Problem requirements: Which lines below hold the word "trim"? Copy all of them.

**********

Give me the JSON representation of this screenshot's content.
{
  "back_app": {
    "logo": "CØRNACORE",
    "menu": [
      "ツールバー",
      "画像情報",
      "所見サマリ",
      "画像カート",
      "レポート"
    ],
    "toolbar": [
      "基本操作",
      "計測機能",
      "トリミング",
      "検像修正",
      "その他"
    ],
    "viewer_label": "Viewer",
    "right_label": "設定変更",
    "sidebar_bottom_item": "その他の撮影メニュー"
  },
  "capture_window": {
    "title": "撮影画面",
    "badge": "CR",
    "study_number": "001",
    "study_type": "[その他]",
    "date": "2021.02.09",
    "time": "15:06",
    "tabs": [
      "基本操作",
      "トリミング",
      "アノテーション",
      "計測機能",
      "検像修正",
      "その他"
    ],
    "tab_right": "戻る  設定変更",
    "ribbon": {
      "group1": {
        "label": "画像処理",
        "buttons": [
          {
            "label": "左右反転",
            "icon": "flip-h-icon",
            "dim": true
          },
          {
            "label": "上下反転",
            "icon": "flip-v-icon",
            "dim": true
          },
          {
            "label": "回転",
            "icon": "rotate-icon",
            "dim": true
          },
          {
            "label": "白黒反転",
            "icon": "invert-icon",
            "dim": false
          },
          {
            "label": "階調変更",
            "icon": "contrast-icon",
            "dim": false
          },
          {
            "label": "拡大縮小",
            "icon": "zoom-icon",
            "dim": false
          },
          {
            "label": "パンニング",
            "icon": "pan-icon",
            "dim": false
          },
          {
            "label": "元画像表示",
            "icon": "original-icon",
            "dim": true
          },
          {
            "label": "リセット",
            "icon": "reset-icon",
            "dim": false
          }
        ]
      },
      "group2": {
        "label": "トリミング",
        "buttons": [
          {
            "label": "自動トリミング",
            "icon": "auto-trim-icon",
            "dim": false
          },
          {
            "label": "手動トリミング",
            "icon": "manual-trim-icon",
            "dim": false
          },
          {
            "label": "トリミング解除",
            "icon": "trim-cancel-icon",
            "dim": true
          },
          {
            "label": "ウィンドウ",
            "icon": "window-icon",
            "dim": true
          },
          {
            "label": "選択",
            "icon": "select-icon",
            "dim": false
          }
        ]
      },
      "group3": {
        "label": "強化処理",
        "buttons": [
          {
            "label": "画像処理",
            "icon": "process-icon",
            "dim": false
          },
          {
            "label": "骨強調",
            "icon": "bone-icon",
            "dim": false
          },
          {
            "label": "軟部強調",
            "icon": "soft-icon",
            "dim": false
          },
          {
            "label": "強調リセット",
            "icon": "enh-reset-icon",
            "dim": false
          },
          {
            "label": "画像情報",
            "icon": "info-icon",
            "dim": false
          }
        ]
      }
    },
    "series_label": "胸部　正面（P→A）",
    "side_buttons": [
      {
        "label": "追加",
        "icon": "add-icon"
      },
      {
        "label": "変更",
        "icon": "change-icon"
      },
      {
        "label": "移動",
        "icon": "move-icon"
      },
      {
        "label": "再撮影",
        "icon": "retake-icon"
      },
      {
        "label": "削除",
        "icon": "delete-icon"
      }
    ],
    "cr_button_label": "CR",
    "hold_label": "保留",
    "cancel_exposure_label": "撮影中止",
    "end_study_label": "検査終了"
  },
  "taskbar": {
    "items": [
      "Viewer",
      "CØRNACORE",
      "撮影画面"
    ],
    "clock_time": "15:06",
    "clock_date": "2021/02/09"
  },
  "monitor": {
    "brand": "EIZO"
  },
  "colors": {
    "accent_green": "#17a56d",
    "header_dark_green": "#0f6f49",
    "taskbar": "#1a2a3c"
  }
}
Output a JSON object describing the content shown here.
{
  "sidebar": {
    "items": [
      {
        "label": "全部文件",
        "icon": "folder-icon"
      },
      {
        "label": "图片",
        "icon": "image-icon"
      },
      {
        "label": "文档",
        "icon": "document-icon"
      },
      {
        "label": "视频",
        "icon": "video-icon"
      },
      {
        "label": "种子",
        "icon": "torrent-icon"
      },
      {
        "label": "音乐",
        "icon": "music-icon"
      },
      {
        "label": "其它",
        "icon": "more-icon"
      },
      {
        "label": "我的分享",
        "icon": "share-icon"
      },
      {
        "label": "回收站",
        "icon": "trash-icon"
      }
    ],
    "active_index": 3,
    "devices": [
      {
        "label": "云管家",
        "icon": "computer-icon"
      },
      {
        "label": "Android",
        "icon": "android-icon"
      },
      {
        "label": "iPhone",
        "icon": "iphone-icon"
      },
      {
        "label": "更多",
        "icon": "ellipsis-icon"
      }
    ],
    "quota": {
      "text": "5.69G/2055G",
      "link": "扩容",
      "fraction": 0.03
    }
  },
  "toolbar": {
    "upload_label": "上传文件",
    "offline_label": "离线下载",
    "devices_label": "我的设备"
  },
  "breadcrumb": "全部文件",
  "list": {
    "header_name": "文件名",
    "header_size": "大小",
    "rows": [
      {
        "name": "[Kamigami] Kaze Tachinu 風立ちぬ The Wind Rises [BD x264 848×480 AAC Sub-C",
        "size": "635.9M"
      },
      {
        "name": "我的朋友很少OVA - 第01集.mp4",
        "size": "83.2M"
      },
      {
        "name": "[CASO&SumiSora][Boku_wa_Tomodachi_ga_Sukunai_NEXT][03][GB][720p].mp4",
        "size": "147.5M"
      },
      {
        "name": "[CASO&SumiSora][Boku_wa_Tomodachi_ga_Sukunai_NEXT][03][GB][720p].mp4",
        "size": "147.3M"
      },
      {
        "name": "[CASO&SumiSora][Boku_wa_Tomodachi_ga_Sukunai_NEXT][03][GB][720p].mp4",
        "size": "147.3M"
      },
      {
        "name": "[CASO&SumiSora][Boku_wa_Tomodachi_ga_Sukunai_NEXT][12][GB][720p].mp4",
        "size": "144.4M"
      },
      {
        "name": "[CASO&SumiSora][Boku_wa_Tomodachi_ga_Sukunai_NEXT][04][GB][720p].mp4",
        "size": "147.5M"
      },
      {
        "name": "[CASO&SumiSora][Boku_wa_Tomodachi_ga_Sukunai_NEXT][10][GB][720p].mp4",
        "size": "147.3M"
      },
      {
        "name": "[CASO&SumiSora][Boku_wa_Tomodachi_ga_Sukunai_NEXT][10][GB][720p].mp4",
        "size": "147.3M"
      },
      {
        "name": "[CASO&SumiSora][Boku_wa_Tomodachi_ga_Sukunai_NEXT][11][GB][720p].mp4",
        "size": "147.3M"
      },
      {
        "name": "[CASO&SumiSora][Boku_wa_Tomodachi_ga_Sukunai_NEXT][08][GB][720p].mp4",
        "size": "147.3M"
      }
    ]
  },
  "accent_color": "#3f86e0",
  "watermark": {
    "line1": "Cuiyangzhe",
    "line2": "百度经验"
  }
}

**********

Written answer:
            "icon": "auto-trim-icon",
            "icon": "manual-trim-icon",
            "icon": "trim-cancel-icon",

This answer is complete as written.